**Exercise objective**. Extract all lines in the data that contain the word "Horváth".

• • •

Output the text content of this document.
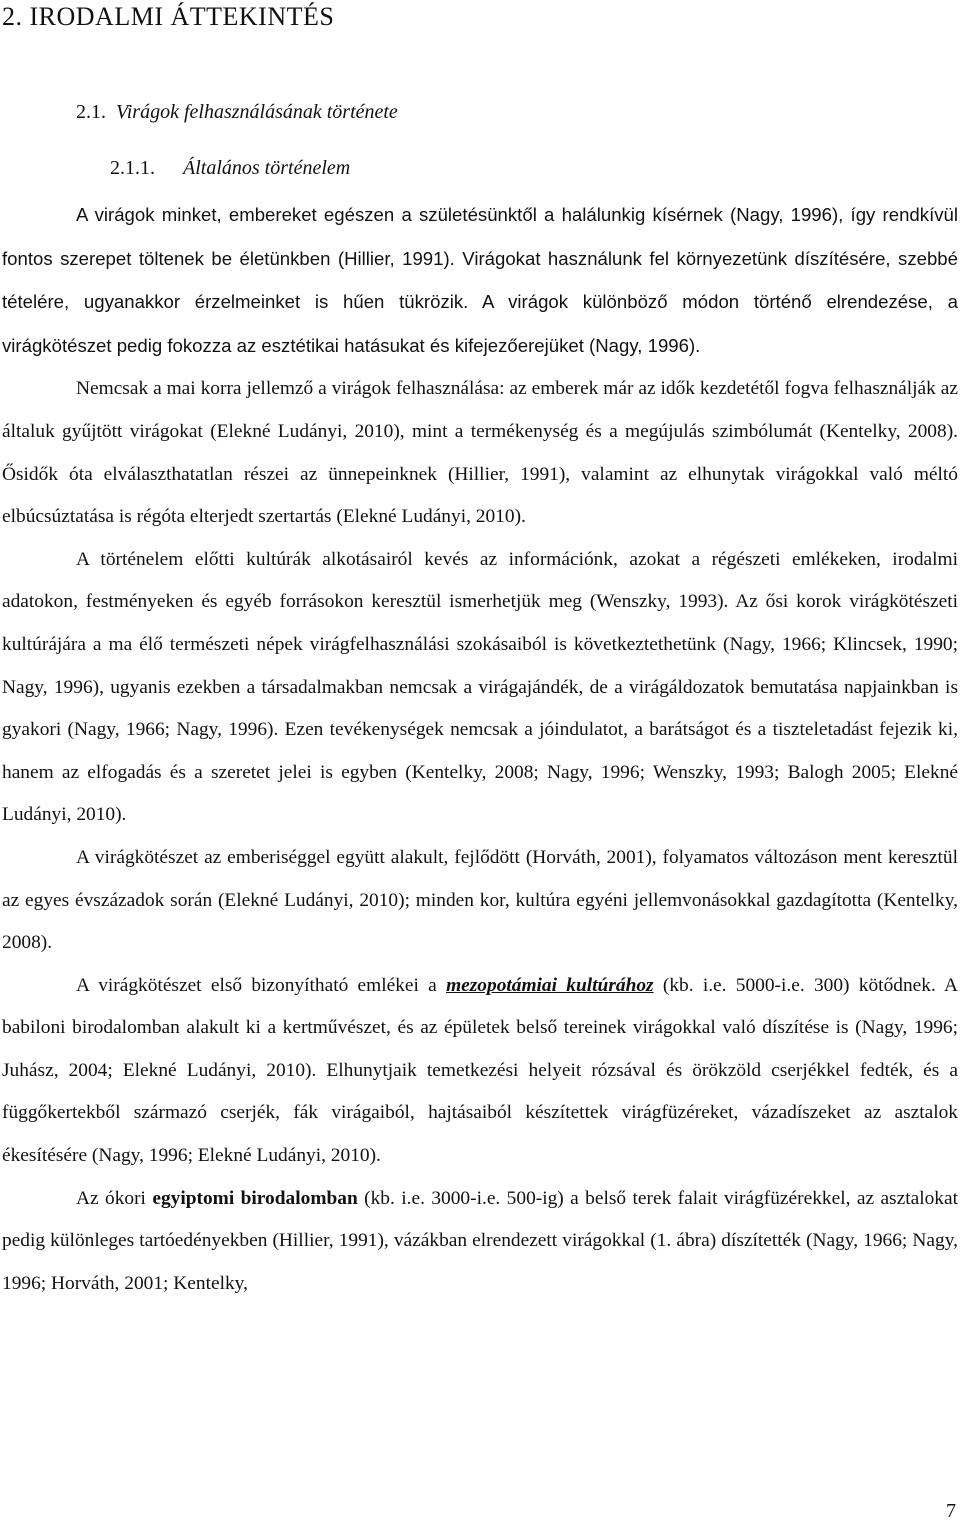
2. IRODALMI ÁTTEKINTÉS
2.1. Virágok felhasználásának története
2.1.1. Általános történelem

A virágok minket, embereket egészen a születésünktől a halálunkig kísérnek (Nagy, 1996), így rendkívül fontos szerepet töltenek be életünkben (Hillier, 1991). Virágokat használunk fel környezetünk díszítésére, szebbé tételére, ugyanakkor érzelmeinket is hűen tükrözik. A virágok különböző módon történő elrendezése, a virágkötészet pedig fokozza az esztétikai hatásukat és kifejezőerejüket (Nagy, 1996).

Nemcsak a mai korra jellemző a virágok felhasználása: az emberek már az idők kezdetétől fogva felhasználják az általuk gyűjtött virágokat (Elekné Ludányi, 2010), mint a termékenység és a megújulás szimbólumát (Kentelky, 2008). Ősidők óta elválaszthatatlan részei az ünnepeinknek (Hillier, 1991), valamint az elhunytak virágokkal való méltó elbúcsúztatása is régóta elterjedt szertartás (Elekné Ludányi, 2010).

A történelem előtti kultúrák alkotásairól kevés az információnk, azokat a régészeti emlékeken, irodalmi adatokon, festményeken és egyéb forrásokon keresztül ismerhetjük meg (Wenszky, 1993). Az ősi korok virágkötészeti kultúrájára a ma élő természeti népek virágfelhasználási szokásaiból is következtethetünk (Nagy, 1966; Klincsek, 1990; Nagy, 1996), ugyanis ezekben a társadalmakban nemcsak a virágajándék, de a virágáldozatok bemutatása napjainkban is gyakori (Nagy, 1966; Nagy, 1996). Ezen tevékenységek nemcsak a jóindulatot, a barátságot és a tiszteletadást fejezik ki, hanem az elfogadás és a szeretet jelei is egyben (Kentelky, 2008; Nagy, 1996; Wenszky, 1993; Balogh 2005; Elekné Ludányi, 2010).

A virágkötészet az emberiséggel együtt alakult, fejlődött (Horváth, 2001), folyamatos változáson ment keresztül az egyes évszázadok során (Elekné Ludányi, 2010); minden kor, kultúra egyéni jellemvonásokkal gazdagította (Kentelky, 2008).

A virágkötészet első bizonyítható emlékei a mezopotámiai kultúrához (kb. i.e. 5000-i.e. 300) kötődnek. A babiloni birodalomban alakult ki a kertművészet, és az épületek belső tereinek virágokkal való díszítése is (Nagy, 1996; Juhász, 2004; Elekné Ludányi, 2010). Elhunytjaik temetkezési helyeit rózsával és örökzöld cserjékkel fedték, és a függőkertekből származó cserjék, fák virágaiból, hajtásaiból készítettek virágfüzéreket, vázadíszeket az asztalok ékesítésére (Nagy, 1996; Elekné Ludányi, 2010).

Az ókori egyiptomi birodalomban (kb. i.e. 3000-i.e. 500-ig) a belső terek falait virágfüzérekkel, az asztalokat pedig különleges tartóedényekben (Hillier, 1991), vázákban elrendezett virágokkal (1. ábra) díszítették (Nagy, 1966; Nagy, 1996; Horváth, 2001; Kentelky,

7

• • •

**Solution for this problem**.
A virágkötészet az emberiséggel együtt alakult, fejlődött (Horváth, 2001), folyamatos változáson ment keresztül az egyes évszázadok során (Elekné Ludányi, 2010); minden kor, kultúra egyéni jellemvonásokkal gazdagította (Kentelky, 2008).
Az ókori egyiptomi birodalomban (kb. i.e. 3000-i.e. 500-ig) a belső terek falait virágfüzérekkel, az asztalokat pedig különleges tartóedényekben (Hillier, 1991), vázákban elrendezett virágokkal (1. ábra) díszítették (Nagy, 1966; Nagy, 1996; Horváth, 2001; Kentelky,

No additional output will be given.